--- Task directions ---
In the lines below, how many hold the word "JSON"? Answer only with the number.

+++ Data shown

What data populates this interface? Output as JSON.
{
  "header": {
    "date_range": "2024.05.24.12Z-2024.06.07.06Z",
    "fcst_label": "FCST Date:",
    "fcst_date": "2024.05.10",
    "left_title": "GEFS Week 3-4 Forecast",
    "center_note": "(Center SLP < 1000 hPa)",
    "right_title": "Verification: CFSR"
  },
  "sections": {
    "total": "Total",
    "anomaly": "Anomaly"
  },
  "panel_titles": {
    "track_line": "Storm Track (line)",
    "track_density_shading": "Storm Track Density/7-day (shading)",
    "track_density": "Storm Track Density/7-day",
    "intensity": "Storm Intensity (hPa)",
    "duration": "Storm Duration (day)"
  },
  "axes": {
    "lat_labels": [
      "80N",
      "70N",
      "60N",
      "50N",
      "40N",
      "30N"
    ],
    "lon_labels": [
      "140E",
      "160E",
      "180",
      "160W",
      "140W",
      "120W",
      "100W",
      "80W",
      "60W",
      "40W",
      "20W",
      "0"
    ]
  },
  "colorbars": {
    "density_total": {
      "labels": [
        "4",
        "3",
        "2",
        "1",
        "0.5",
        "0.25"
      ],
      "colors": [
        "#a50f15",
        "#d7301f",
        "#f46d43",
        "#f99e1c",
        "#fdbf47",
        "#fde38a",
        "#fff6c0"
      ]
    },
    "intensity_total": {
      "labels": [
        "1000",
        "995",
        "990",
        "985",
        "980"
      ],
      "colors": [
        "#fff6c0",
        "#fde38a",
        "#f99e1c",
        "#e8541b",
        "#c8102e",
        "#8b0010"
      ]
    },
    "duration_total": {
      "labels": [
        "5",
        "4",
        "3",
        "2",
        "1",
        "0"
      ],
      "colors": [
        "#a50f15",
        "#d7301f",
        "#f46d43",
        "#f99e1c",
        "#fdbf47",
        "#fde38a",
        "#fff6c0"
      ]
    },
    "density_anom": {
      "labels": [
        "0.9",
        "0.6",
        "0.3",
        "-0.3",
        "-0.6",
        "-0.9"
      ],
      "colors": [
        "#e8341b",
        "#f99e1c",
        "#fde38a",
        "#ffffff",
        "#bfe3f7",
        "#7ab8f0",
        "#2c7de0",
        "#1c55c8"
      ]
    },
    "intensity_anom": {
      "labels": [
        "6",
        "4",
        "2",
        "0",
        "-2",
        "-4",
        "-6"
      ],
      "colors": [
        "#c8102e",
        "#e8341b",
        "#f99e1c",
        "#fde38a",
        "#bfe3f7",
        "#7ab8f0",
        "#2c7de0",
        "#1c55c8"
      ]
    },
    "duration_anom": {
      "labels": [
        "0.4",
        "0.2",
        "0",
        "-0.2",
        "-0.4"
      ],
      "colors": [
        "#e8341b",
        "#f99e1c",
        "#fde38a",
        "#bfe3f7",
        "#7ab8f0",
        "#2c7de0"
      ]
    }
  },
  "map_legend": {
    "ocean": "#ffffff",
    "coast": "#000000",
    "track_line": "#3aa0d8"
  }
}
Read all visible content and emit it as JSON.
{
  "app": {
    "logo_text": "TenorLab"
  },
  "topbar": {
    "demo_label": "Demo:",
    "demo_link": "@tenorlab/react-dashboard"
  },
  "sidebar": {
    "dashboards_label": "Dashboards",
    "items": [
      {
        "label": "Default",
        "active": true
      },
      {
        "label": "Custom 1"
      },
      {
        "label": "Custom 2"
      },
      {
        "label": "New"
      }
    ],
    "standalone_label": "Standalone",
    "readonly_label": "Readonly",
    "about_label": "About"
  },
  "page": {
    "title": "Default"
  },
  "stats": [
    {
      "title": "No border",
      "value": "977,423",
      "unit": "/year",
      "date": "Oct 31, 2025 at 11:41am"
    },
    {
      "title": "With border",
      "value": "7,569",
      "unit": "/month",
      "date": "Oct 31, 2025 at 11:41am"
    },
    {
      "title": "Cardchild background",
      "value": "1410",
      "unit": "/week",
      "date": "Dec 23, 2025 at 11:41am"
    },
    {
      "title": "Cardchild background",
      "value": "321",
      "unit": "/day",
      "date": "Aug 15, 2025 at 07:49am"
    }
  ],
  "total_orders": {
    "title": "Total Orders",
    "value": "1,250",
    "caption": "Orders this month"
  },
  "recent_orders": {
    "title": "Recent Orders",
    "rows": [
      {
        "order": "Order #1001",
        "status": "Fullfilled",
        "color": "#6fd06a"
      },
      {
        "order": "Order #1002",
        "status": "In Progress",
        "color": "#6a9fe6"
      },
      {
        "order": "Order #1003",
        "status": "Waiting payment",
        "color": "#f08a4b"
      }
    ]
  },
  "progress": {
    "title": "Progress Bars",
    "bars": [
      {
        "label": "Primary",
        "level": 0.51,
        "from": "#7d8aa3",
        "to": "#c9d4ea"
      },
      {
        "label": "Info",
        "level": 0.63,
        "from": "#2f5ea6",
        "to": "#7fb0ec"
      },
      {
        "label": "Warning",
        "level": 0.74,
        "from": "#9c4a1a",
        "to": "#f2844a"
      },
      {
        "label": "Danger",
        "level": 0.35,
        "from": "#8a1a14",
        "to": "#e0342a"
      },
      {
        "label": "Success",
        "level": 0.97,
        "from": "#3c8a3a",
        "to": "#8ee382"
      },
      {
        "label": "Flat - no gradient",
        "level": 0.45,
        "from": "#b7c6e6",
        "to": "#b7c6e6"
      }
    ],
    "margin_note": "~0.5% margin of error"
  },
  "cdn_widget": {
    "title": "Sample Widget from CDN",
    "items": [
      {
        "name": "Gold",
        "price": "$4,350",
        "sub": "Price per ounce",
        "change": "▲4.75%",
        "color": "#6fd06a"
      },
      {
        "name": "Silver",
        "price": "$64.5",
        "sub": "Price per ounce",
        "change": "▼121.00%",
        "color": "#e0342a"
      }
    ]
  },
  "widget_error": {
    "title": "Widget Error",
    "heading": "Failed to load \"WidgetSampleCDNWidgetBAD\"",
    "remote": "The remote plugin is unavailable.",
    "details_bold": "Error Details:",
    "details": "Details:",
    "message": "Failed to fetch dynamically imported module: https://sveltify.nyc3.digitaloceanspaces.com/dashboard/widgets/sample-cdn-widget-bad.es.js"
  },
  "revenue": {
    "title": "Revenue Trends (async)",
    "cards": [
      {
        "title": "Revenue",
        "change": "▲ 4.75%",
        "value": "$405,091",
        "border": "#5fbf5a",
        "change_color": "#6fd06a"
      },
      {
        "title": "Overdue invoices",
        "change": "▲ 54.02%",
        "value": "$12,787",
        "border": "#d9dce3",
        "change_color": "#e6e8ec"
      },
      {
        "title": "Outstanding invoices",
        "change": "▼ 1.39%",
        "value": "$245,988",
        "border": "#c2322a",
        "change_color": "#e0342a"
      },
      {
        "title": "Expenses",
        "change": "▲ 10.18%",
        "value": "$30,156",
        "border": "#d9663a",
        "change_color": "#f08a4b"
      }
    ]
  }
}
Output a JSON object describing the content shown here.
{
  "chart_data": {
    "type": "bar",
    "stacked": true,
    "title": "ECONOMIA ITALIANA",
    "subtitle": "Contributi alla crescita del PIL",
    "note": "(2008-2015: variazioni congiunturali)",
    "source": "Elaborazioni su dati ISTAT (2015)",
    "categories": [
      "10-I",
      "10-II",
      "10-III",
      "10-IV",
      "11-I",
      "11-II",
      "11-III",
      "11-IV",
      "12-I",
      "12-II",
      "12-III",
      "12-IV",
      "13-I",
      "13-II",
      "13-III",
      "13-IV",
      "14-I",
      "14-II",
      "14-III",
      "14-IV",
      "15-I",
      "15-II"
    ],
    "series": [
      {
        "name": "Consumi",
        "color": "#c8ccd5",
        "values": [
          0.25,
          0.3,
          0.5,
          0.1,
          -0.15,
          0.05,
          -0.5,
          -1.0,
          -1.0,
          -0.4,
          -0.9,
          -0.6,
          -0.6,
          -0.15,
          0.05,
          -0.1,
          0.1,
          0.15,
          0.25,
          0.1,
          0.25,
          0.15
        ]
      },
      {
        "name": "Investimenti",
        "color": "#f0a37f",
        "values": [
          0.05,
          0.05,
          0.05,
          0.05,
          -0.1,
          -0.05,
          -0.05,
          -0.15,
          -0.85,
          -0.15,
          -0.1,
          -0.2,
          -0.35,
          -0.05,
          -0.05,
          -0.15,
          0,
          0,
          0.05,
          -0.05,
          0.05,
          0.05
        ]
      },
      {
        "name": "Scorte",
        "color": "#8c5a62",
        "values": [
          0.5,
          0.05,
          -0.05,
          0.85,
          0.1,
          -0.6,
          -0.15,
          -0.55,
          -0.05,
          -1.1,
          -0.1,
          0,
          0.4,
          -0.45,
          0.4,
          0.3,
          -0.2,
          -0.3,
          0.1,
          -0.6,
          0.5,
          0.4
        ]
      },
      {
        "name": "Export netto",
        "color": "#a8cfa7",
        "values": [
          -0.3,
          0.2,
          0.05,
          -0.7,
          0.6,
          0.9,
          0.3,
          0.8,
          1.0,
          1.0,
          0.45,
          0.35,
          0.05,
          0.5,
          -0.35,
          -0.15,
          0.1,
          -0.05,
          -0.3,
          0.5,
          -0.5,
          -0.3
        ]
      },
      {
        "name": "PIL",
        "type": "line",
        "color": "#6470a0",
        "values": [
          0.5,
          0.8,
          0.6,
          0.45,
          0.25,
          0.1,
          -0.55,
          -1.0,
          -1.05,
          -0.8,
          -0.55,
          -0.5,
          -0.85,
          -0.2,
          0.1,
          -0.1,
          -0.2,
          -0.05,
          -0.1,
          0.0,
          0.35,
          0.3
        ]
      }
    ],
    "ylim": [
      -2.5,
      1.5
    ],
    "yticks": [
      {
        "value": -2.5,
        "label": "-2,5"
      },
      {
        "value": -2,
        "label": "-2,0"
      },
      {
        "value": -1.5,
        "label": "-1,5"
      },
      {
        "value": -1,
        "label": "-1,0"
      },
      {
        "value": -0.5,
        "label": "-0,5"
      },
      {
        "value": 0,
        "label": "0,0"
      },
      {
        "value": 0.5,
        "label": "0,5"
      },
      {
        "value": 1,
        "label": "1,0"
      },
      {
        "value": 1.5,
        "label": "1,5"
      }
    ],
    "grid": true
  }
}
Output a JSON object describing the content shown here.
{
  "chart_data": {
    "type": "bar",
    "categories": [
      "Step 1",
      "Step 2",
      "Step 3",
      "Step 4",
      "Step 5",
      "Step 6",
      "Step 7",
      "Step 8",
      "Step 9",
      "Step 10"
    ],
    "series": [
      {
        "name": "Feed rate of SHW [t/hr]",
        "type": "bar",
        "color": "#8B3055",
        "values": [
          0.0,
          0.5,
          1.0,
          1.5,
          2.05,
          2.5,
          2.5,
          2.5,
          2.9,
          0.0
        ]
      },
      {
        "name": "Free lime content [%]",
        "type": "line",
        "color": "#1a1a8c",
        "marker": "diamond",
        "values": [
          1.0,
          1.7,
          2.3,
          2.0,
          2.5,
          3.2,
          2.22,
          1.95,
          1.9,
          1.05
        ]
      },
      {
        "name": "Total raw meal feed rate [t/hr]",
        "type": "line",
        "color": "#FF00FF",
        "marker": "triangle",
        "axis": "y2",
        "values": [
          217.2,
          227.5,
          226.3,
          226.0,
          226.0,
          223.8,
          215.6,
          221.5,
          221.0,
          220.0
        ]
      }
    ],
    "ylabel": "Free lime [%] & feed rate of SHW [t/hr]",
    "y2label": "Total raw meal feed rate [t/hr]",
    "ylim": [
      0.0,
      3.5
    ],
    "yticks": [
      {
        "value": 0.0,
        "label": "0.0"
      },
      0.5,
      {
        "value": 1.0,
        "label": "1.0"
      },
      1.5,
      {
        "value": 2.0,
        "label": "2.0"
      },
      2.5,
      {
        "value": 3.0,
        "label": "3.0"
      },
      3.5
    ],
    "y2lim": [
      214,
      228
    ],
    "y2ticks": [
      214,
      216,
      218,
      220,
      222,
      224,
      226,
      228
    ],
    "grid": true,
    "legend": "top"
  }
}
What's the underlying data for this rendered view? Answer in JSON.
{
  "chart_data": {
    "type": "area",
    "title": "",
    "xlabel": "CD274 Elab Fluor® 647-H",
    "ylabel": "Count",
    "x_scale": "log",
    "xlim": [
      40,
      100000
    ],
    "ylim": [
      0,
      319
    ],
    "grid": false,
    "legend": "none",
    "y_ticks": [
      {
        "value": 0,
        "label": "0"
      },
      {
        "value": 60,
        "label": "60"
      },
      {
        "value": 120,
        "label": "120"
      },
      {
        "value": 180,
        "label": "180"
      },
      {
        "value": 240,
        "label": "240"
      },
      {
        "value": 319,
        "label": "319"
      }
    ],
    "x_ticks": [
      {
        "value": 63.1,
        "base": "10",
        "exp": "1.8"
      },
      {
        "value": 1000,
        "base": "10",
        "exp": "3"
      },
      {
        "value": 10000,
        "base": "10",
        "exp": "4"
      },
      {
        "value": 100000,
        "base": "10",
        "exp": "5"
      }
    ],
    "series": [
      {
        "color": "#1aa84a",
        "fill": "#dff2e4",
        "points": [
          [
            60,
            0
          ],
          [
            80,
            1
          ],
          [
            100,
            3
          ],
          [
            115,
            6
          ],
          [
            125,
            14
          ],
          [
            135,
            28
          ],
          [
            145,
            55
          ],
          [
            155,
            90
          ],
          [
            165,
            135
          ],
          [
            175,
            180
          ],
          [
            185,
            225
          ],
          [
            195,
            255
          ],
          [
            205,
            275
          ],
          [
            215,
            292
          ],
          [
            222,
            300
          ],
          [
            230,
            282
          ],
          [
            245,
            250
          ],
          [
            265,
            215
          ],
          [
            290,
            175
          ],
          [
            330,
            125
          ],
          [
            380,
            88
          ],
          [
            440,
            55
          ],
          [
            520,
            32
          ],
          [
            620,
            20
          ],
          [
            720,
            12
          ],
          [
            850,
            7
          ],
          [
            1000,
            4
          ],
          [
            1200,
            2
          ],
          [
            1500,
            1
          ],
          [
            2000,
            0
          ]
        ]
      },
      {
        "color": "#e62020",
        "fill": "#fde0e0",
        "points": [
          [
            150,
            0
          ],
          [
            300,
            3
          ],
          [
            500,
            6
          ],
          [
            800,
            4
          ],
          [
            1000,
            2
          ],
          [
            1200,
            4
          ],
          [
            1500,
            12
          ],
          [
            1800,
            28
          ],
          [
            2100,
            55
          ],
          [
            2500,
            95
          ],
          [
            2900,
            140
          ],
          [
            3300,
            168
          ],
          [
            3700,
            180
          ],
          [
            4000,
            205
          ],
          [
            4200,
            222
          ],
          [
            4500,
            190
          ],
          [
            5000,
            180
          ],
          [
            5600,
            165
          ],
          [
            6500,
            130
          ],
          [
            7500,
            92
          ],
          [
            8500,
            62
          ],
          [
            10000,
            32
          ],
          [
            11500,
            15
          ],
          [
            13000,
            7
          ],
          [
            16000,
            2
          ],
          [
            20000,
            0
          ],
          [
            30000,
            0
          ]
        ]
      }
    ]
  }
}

++++++

--- Task result ---
5